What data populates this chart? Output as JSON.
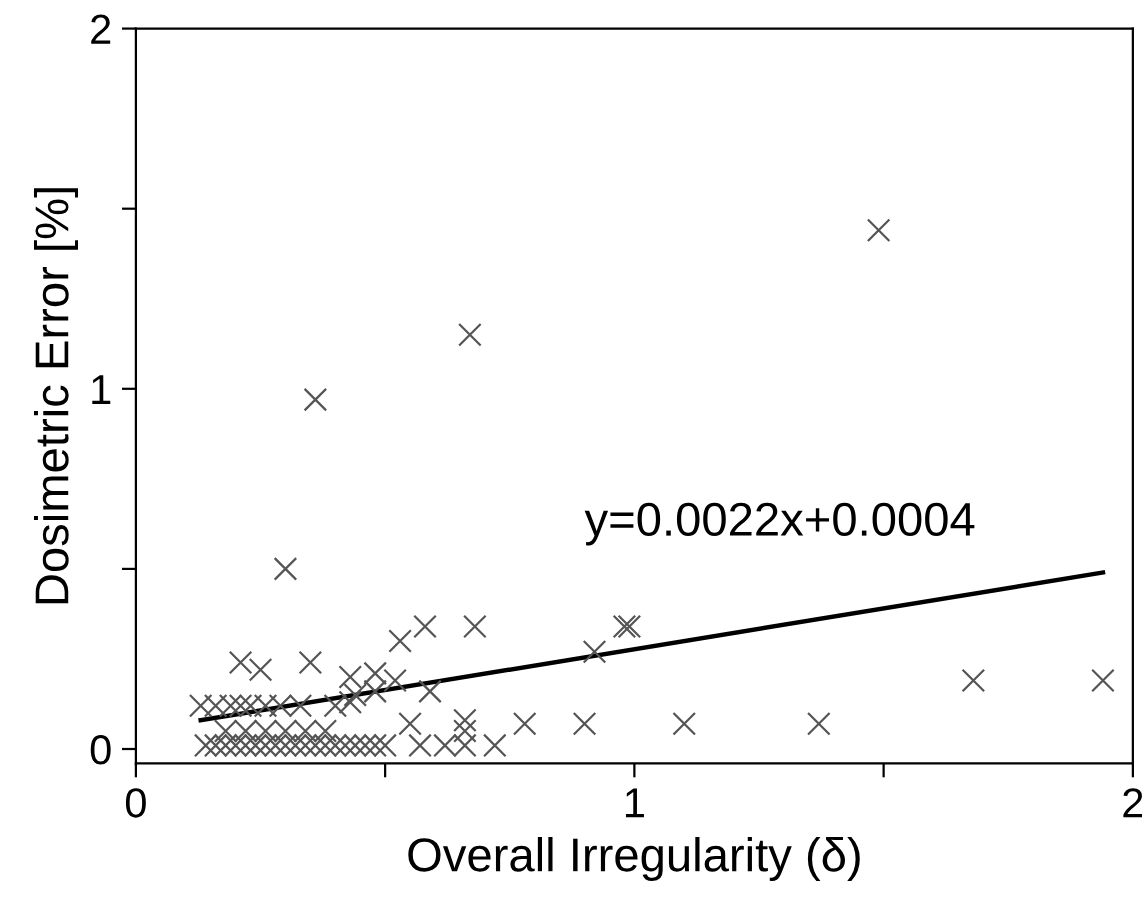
{
  "chart_data": {
    "type": "scatter",
    "xlabel": "Overall Irregularity (δ)",
    "ylabel": "Dosimetric Error [%]",
    "xlim": [
      0,
      2
    ],
    "ylim": [
      -0.04,
      2
    ],
    "xticks": [
      0,
      {
        "value": 0.5,
        "label": null
      },
      1,
      {
        "value": 1.5,
        "label": null
      },
      2
    ],
    "yticks": [
      0,
      {
        "value": 0.5,
        "label": null
      },
      1,
      {
        "value": 1.5,
        "label": null
      },
      2
    ],
    "grid": false,
    "legend": false,
    "marker": "cross",
    "annotations": [
      "y=0.0022x+0.0004"
    ],
    "series": [
      {
        "color": "#555555",
        "x": [
          1.49,
          0.67,
          0.36,
          0.3,
          0.21,
          0.25,
          0.35,
          0.53,
          0.58,
          0.68,
          0.43,
          0.48,
          0.52,
          0.59,
          0.44,
          0.48,
          0.13,
          0.16,
          0.19,
          0.21,
          0.23,
          0.26,
          0.29,
          0.33,
          0.4,
          0.43,
          0.55,
          0.66,
          0.66,
          0.78,
          0.18,
          0.22,
          0.26,
          0.3,
          0.34,
          0.38,
          0.14,
          0.16,
          0.18,
          0.2,
          0.22,
          0.24,
          0.26,
          0.28,
          0.3,
          0.32,
          0.34,
          0.36,
          0.38,
          0.4,
          0.42,
          0.44,
          0.46,
          0.48,
          0.5,
          0.57,
          0.62,
          0.66,
          0.72,
          0.9,
          1.1,
          1.37,
          1.68,
          1.94,
          0.92,
          0.98,
          0.99
        ],
        "values": [
          1.44,
          1.15,
          0.97,
          0.5,
          0.24,
          0.22,
          0.24,
          0.3,
          0.34,
          0.34,
          0.2,
          0.21,
          0.19,
          0.16,
          0.15,
          0.16,
          0.12,
          0.12,
          0.12,
          0.12,
          0.12,
          0.12,
          0.12,
          0.12,
          0.12,
          0.13,
          0.07,
          0.08,
          0.05,
          0.07,
          0.05,
          0.05,
          0.05,
          0.05,
          0.05,
          0.05,
          0.01,
          0.01,
          0.01,
          0.01,
          0.01,
          0.01,
          0.01,
          0.01,
          0.01,
          0.01,
          0.01,
          0.01,
          0.01,
          0.01,
          0.01,
          0.01,
          0.01,
          0.01,
          0.01,
          0.01,
          0.01,
          0.01,
          0.01,
          0.07,
          0.07,
          0.07,
          0.19,
          0.19,
          0.27,
          0.34,
          0.34
        ]
      },
      {
        "type": "line",
        "color": "#000000",
        "x": [
          0.13,
          1.94
        ],
        "values": [
          0.08,
          0.49
        ],
        "marker": "none",
        "line_style": "solid"
      }
    ]
  }
}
* * * * * * *
Exercise aim:
Make an exact copy of the whole listing, but don't bring over any pictures.

Correct output:
What data populates this chart? Output as JSON.
{
  "chart_data": {
    "type": "scatter",
    "xlabel": "Overall Irregularity (δ)",
    "ylabel": "Dosimetric Error [%]",
    "xlim": [
      0,
      2
    ],
    "ylim": [
      -0.04,
      2
    ],
    "xticks": [
      0,
      {
        "value": 0.5,
        "label": null
      },
      1,
      {
        "value": 1.5,
        "label": null
      },
      2
    ],
    "yticks": [
      0,
      {
        "value": 0.5,
        "label": null
      },
      1,
      {
        "value": 1.5,
        "label": null
      },
      2
    ],
    "grid": false,
    "legend": false,
    "marker": "cross",
    "annotations": [
      "y=0.0022x+0.0004"
    ],
    "series": [
      {
        "color": "#555555",
        "x": [
          1.49,
          0.67,
          0.36,
          0.3,
          0.21,
          0.25,
          0.35,
          0.53,
          0.58,
          0.68,
          0.43,
          0.48,
          0.52,
          0.59,
          0.44,
          0.48,
          0.13,
          0.16,
          0.19,
          0.21,
          0.23,
          0.26,
          0.29,
          0.33,
          0.4,
          0.43,
          0.55,
          0.66,
          0.66,
          0.78,
          0.18,
          0.22,
          0.26,
          0.3,
          0.34,
          0.38,
          0.14,
          0.16,
          0.18,
          0.2,
          0.22,
          0.24,
          0.26,
          0.28,
          0.3,
          0.32,
          0.34,
          0.36,
          0.38,
          0.4,
          0.42,
          0.44,
          0.46,
          0.48,
          0.5,
          0.57,
          0.62,
          0.66,
          0.72,
          0.9,
          1.1,
          1.37,
          1.68,
          1.94,
          0.92,
          0.98,
          0.99
        ],
        "values": [
          1.44,
          1.15,
          0.97,
          0.5,
          0.24,
          0.22,
          0.24,
          0.3,
          0.34,
          0.34,
          0.2,
          0.21,
          0.19,
          0.16,
          0.15,
          0.16,
          0.12,
          0.12,
          0.12,
          0.12,
          0.12,
          0.12,
          0.12,
          0.12,
          0.12,
          0.13,
          0.07,
          0.08,
          0.05,
          0.07,
          0.05,
          0.05,
          0.05,
          0.05,
          0.05,
          0.05,
          0.01,
          0.01,
          0.01,
          0.01,
          0.01,
          0.01,
          0.01,
          0.01,
          0.01,
          0.01,
          0.01,
          0.01,
          0.01,
          0.01,
          0.01,
          0.01,
          0.01,
          0.01,
          0.01,
          0.01,
          0.01,
          0.01,
          0.01,
          0.07,
          0.07,
          0.07,
          0.19,
          0.19,
          0.27,
          0.34,
          0.34
        ]
      },
      {
        "type": "line",
        "color": "#000000",
        "x": [
          0.13,
          1.94
        ],
        "values": [
          0.08,
          0.49
        ],
        "marker": "none",
        "line_style": "solid"
      }
    ]
  }
}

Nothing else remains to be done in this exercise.